What the exercise asks: For this exercise, copy out each line of the material below that includes "сегмента".

>> Start Recorded data

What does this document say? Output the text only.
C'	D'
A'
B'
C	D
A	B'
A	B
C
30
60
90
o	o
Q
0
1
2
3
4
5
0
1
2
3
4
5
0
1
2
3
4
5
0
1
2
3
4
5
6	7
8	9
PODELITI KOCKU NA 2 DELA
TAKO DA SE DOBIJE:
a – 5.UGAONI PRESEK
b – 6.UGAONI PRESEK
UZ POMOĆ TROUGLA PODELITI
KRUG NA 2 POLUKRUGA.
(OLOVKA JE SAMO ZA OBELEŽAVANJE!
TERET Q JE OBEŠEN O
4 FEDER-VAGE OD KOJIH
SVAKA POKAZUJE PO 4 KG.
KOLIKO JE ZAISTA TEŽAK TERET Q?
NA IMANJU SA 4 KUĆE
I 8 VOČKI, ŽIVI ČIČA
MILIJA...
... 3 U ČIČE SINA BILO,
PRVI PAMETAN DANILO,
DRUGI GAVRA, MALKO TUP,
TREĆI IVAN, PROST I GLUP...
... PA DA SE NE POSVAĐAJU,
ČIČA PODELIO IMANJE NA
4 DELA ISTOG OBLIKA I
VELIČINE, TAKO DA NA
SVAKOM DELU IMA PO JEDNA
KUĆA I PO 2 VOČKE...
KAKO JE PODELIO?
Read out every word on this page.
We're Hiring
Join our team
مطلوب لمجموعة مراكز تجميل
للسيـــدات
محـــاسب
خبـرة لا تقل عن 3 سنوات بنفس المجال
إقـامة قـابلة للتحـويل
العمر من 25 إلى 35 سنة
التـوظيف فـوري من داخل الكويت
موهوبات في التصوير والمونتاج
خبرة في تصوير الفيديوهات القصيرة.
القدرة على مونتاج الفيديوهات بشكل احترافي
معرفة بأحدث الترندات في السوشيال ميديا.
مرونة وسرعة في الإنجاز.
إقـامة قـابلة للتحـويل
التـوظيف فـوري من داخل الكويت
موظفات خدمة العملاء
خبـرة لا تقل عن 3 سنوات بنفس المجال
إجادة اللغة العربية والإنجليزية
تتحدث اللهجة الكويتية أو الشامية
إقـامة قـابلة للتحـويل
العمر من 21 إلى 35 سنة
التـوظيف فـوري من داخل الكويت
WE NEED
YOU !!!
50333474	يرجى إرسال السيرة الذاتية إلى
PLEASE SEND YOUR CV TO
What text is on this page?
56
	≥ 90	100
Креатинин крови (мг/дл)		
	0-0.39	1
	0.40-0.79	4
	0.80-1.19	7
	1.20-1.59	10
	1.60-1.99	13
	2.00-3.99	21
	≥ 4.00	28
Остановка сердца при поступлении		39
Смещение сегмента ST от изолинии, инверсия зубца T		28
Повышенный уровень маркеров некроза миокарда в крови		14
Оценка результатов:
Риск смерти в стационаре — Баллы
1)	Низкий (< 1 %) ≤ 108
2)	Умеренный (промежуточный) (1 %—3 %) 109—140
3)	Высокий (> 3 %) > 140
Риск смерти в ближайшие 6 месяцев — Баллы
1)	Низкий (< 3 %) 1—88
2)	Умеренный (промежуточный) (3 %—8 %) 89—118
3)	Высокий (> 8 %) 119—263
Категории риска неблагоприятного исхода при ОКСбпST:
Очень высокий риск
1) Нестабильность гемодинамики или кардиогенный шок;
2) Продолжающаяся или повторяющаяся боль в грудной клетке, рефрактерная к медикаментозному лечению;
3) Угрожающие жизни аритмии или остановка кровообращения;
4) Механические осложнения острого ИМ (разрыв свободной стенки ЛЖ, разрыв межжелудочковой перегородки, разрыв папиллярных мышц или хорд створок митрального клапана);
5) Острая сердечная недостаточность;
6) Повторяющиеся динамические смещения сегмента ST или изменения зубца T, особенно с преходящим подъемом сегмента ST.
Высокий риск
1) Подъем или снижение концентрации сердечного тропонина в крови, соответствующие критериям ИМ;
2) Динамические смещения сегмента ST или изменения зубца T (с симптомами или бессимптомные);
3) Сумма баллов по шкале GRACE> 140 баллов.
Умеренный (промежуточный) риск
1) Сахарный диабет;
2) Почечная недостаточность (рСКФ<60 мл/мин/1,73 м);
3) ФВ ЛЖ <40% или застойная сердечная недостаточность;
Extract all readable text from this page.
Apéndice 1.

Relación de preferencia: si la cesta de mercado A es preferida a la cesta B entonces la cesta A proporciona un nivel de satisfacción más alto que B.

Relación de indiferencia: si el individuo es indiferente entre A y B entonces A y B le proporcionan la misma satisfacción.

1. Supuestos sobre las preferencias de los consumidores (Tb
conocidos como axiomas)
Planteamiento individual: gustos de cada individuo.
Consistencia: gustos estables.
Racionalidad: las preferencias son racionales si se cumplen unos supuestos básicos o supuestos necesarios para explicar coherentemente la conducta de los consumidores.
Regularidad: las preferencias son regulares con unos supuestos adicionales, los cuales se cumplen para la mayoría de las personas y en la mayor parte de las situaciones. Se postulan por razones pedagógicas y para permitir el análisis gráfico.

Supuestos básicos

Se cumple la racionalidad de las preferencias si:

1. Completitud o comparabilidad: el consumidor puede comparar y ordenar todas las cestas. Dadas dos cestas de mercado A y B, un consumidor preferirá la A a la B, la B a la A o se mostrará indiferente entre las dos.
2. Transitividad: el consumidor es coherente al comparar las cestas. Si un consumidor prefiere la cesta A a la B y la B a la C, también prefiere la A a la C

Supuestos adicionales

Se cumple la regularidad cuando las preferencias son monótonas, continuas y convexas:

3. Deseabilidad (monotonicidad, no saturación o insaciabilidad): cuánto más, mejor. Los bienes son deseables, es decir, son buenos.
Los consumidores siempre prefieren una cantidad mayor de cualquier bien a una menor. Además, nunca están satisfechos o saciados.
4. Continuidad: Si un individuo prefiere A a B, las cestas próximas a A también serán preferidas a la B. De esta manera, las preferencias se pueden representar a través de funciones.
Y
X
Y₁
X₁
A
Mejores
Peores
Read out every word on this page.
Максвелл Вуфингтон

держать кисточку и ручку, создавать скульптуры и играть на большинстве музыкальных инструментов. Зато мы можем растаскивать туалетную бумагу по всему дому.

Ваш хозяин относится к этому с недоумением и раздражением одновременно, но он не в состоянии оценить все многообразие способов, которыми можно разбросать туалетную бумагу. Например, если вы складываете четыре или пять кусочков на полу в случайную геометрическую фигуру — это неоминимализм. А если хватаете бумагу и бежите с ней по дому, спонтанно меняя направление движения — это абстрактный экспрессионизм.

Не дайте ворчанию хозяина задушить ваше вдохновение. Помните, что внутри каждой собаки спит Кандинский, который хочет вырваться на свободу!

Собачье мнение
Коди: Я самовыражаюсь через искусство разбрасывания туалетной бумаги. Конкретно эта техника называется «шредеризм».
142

>> End Recorded data

Result:
Смещение сегмента ST от изолинии, инверсия зубца T		28
6) Повторяющиеся динамические смещения сегмента ST или изменения зубца T, особенно с преходящим подъемом сегмента ST.
2) Динамические смещения сегмента ST или изменения зубца T (с симптомами или бессимптомные);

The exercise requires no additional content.